[Instructions to follow]
Of all the lines in the records below, how many hold the word "said"? Give the number alone.

[Record extracts]
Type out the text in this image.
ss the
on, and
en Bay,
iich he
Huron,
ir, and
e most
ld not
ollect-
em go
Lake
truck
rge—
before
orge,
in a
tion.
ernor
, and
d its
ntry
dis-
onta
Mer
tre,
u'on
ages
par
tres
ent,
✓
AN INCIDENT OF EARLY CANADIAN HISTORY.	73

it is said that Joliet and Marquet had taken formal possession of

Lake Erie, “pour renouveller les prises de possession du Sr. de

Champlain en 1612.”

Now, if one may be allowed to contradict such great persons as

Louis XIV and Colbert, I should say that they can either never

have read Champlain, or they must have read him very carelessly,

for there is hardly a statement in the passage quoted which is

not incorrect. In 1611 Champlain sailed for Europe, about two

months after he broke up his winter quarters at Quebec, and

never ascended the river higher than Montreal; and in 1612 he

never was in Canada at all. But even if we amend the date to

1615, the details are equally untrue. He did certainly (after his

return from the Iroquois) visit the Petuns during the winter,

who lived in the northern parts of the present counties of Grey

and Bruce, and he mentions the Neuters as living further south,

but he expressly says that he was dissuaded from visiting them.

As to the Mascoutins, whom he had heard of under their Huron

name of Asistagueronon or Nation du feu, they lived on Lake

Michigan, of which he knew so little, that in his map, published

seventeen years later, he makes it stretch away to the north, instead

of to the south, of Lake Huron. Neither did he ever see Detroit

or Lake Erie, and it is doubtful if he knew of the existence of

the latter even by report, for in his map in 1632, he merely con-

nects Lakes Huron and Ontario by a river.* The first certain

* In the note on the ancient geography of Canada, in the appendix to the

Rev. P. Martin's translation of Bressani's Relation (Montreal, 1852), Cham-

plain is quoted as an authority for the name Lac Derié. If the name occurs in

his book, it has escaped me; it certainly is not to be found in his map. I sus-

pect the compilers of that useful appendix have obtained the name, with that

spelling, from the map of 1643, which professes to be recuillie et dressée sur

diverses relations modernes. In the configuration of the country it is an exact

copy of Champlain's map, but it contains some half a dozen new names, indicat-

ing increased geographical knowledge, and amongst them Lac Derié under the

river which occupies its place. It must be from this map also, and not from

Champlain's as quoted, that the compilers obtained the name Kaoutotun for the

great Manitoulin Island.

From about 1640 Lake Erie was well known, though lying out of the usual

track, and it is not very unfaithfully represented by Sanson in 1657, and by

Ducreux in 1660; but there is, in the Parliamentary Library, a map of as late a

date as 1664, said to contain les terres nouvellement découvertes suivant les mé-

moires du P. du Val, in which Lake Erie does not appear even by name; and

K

[Solution to this task]
2